THE TASK: Below is a block of records. Copy every line in it that contains the word "title".

··· RECORDS SUPPLIED

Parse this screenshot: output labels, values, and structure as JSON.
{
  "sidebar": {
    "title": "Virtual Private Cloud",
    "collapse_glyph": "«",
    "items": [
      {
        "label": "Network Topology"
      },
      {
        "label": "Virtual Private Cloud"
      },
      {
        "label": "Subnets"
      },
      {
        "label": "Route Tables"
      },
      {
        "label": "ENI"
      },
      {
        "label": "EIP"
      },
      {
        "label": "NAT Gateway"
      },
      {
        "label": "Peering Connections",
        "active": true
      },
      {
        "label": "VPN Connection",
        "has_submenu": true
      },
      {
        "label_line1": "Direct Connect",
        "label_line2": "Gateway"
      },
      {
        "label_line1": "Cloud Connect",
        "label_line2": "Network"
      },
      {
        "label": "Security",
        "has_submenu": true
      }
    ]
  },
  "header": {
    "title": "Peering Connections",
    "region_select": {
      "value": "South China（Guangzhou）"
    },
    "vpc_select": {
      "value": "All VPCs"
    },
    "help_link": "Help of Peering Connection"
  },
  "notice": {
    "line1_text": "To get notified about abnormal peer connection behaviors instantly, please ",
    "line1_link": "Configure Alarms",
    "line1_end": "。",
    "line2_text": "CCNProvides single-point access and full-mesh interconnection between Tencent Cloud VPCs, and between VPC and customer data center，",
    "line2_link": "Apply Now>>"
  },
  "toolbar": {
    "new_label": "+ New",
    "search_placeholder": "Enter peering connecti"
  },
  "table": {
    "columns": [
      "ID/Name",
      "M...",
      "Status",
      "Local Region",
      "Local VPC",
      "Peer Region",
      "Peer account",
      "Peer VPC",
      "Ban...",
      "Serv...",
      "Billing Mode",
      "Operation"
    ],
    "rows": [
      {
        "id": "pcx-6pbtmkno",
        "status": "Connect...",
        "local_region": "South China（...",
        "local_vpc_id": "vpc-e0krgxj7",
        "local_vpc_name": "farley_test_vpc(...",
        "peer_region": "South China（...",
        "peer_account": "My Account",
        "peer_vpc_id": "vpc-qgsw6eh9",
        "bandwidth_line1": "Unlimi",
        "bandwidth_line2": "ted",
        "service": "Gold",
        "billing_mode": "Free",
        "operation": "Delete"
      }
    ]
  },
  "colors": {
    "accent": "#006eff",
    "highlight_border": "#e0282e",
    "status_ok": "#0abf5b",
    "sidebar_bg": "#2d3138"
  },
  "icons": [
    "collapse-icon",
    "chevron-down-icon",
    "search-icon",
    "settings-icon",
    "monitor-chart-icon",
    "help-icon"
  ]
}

······

TASK RESULT:
    "title": "Virtual Private Cloud",
    "title": "Peering Connections",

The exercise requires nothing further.